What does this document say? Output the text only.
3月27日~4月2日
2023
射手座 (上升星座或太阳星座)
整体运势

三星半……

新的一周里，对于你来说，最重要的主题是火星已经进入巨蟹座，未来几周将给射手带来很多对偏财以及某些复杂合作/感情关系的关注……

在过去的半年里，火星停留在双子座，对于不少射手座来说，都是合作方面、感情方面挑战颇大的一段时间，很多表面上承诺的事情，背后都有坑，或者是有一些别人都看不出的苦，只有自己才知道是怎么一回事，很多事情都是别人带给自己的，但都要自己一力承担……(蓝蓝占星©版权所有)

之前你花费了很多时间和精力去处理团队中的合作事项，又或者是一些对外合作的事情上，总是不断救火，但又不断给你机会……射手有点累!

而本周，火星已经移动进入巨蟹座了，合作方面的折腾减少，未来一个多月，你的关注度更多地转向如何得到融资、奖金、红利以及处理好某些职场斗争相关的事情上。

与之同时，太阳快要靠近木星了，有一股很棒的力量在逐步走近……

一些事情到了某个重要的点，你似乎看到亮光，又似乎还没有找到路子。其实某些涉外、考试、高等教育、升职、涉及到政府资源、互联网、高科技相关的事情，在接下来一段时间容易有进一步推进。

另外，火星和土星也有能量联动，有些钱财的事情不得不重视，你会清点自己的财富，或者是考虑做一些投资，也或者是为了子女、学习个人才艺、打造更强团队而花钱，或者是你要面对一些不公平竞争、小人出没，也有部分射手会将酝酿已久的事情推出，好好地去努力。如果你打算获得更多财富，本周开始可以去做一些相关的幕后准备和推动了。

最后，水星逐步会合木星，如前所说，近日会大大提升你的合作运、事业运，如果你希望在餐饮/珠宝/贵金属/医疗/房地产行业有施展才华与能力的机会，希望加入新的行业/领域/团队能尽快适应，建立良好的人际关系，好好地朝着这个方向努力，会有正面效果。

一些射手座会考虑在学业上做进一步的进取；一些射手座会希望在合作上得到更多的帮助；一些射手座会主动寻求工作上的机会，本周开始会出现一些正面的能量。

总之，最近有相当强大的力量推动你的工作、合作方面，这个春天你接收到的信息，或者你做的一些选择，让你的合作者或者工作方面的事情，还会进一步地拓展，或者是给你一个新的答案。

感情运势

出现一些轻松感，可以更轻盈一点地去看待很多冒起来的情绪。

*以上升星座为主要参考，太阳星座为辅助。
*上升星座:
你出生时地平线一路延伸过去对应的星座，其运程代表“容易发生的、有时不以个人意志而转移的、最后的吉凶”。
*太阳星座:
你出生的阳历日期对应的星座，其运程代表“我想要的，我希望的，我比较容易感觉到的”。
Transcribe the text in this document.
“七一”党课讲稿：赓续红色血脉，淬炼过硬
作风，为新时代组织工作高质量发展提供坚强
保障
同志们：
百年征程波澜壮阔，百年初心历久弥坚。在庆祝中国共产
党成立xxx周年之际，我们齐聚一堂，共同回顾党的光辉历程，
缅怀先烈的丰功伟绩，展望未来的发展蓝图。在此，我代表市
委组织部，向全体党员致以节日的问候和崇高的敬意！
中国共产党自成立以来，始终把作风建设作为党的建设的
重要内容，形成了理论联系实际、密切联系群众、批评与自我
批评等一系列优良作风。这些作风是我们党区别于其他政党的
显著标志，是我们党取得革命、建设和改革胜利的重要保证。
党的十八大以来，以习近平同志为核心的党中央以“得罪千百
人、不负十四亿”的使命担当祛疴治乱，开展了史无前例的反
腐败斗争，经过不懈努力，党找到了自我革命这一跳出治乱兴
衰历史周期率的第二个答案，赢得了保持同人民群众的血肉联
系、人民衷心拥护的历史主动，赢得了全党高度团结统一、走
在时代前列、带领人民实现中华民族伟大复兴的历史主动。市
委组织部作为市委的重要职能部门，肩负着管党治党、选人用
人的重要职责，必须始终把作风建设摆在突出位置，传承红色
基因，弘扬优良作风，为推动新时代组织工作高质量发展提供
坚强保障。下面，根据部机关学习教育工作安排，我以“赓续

Problem to work on -
What is the number of lines in the data holding the word "this"? Reply with that number only.

Full solution -
2